[Dataset rows about figures]
====

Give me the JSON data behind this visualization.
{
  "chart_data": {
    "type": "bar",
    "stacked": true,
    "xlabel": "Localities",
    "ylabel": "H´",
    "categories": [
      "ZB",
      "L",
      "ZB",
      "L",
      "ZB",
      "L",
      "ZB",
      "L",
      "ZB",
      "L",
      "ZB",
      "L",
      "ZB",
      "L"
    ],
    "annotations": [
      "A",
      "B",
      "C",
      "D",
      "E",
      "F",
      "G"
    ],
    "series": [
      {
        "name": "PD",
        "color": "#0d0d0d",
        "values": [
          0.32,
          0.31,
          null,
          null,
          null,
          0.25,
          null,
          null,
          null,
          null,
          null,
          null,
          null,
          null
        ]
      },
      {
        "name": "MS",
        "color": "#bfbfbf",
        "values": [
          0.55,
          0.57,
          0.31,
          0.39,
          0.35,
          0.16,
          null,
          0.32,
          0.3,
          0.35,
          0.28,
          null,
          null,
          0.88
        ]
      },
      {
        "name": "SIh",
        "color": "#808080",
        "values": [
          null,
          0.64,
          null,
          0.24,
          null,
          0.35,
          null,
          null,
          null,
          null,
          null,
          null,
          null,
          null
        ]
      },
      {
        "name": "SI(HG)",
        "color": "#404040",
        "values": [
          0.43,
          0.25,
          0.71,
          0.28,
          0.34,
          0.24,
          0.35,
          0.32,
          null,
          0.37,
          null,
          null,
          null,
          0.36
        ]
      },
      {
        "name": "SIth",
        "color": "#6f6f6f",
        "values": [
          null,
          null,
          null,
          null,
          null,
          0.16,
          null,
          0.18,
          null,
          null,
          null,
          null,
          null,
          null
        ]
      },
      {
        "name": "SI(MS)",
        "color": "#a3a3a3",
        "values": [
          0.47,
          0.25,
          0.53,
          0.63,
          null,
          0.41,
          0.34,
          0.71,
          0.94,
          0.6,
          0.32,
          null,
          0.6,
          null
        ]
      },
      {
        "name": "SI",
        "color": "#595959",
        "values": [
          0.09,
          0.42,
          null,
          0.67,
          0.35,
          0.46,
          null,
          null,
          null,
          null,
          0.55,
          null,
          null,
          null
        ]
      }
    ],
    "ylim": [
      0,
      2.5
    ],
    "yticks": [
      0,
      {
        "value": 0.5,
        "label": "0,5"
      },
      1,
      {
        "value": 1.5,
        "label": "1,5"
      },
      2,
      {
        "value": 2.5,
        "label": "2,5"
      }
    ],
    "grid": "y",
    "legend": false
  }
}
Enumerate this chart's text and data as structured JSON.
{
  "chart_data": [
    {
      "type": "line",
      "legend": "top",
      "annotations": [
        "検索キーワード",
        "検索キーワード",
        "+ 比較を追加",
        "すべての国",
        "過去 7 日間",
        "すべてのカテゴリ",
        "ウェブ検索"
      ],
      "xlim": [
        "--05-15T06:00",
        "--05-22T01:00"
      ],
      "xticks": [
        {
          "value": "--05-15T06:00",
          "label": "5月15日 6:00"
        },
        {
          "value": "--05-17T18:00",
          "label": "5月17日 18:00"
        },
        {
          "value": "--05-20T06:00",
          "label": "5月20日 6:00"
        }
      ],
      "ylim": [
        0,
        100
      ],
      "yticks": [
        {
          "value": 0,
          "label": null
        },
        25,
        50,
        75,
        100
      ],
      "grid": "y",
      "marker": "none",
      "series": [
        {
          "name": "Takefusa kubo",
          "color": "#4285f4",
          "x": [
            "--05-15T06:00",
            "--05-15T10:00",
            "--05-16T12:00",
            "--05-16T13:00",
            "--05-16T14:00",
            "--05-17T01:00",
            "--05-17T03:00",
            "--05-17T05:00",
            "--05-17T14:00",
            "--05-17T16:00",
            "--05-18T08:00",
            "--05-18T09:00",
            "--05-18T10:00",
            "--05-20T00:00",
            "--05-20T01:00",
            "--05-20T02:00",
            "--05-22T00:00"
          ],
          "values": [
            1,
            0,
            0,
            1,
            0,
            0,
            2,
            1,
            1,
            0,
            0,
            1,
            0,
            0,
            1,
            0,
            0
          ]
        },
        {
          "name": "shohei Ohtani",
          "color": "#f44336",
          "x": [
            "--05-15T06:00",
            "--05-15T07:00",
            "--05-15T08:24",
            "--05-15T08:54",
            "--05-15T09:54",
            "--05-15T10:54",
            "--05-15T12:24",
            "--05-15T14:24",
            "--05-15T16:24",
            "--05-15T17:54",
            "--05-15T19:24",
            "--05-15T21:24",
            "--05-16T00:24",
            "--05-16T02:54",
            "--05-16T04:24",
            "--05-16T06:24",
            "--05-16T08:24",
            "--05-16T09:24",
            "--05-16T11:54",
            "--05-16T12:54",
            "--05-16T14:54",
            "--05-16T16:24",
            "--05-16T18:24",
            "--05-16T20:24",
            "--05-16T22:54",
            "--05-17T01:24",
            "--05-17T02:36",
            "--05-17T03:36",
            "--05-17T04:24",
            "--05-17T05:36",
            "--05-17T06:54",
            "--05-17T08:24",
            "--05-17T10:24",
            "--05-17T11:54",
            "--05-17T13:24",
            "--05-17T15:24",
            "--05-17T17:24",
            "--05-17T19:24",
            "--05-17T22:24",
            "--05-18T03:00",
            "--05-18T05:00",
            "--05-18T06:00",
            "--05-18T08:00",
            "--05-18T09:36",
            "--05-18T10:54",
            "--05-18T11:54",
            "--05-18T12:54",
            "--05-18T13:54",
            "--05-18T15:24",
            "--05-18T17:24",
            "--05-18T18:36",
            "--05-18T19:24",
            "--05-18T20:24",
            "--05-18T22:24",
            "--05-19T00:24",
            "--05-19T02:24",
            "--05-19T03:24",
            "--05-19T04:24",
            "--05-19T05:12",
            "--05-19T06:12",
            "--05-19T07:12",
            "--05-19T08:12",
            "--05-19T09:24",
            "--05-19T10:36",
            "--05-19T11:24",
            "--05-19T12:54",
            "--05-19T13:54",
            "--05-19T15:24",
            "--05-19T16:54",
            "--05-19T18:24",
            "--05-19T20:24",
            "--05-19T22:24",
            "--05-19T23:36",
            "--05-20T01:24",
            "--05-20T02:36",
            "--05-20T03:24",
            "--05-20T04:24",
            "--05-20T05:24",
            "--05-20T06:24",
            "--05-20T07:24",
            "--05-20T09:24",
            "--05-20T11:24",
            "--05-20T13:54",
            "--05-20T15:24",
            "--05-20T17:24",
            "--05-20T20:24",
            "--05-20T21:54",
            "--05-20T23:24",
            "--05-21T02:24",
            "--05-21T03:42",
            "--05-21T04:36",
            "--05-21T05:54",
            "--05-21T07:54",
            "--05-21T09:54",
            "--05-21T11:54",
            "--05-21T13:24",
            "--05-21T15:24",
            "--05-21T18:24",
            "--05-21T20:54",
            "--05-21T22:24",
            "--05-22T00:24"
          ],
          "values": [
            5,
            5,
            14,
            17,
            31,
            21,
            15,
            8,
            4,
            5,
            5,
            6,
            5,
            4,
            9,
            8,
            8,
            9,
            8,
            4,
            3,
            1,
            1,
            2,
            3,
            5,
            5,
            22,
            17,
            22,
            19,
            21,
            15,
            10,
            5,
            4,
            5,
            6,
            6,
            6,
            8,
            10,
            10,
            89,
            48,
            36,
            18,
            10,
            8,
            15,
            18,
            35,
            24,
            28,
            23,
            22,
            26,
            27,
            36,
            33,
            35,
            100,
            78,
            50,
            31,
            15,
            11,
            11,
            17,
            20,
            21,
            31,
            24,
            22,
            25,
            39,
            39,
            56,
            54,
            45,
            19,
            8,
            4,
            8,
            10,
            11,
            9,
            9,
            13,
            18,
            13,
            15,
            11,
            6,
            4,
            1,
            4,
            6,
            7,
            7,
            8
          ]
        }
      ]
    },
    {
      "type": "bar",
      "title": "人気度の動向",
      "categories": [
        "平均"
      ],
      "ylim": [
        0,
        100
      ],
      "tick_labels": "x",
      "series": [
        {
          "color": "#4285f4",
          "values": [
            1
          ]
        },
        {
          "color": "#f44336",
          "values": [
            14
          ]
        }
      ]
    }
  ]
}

====

- Exercise details -
Scan the entries above. Copy each line that has the string "color".

- Solution to this task -
        "color": "#0d0d0d",
        "color": "#bfbfbf",
        "color": "#808080",
        "color": "#404040",
        "color": "#6f6f6f",
        "color": "#a3a3a3",
        "color": "#595959",
          "color": "#4285f4",
          "color": "#f44336",
          "color": "#4285f4",
          "color": "#f44336",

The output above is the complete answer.